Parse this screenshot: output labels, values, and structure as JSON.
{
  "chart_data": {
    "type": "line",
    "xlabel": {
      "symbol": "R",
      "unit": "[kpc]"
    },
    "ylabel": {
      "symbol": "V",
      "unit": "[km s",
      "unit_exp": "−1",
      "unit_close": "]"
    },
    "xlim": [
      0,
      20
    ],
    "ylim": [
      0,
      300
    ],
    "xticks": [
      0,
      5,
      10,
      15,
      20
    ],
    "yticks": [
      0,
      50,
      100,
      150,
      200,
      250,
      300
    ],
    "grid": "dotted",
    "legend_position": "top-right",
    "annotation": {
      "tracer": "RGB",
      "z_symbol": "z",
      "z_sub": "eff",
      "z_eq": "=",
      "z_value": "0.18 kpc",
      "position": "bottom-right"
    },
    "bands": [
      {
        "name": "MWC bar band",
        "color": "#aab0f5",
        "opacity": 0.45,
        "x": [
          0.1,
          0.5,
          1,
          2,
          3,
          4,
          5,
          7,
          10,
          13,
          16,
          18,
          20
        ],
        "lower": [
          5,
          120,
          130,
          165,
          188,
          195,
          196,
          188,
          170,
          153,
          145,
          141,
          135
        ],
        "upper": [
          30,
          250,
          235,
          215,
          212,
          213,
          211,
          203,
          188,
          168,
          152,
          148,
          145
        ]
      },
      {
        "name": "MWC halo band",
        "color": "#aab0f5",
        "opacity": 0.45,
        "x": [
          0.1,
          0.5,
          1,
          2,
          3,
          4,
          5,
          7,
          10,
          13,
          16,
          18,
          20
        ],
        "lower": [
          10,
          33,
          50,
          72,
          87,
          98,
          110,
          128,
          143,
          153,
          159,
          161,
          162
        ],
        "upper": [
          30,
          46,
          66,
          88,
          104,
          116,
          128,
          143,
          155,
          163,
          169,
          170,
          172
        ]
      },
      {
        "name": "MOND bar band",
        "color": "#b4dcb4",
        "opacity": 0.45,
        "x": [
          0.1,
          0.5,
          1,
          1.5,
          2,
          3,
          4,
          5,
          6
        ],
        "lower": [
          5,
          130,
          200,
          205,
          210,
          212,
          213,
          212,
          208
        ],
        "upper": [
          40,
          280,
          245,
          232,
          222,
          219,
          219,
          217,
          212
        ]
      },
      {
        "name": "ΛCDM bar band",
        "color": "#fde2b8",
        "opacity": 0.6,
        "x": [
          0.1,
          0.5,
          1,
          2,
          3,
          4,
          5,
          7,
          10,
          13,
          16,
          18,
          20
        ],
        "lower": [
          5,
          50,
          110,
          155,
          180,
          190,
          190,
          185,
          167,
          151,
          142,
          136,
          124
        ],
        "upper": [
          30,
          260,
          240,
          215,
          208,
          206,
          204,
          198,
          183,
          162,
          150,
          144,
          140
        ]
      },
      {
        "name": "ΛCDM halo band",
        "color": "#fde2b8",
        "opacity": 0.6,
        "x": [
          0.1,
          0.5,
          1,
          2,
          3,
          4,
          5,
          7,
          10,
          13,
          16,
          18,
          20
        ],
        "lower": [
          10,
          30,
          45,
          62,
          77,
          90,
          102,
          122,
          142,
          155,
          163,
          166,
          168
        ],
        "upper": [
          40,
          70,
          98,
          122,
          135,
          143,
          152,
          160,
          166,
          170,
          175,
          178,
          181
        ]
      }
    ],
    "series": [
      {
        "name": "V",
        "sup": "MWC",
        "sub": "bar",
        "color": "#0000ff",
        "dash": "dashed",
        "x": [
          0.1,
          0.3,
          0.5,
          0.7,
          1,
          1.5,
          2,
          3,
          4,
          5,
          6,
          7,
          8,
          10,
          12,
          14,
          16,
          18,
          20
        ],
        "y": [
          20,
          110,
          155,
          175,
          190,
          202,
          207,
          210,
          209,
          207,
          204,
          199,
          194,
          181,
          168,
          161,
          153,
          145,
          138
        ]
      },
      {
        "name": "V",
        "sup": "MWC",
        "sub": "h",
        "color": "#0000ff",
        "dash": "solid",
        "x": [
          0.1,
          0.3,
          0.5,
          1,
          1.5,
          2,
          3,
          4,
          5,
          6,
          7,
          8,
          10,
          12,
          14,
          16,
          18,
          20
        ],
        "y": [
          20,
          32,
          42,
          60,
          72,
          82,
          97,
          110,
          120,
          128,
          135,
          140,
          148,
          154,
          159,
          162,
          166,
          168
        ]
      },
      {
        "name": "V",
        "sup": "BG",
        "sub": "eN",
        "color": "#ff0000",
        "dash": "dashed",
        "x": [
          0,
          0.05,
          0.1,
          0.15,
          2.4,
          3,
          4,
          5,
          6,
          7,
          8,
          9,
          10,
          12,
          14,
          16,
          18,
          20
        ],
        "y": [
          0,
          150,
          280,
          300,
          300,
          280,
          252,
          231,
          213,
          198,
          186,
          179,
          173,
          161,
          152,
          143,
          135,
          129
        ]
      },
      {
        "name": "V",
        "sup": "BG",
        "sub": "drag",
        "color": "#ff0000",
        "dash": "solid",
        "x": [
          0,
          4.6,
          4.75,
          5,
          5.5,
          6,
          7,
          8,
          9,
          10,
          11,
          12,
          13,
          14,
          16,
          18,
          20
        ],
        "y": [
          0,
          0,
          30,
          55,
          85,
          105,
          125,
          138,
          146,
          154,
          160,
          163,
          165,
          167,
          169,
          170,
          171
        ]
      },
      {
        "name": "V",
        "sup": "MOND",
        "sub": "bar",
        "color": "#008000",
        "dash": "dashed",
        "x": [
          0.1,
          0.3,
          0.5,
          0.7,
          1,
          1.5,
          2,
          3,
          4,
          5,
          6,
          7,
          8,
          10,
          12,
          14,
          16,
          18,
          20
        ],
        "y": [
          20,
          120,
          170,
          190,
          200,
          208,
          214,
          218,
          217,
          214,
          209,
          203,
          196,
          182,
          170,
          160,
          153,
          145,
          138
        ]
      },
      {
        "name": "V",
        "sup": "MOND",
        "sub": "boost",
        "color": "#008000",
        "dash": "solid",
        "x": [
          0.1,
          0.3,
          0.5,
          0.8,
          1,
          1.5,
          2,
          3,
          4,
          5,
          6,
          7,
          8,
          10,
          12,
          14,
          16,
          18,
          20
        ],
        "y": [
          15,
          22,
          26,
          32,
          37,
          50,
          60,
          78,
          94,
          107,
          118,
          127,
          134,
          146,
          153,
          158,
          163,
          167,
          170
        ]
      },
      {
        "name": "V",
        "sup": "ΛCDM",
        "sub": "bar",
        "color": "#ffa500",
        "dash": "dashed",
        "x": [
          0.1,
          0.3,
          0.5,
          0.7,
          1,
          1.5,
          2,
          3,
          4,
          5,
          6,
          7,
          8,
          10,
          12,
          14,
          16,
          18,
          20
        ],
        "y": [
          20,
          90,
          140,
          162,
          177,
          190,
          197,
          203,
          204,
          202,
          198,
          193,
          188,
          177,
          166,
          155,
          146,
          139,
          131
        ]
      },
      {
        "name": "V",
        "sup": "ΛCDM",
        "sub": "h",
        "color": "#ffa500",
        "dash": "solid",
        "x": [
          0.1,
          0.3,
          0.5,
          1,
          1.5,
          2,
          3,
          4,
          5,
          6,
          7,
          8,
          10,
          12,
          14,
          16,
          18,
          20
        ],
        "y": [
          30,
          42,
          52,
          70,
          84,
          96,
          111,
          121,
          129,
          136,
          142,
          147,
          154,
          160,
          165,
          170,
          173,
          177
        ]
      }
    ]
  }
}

###

Task description: Collect the lines of the records that include the string "halo".

Result of this task:
        "name": "MWC halo band",
        "name": "ΛCDM halo band",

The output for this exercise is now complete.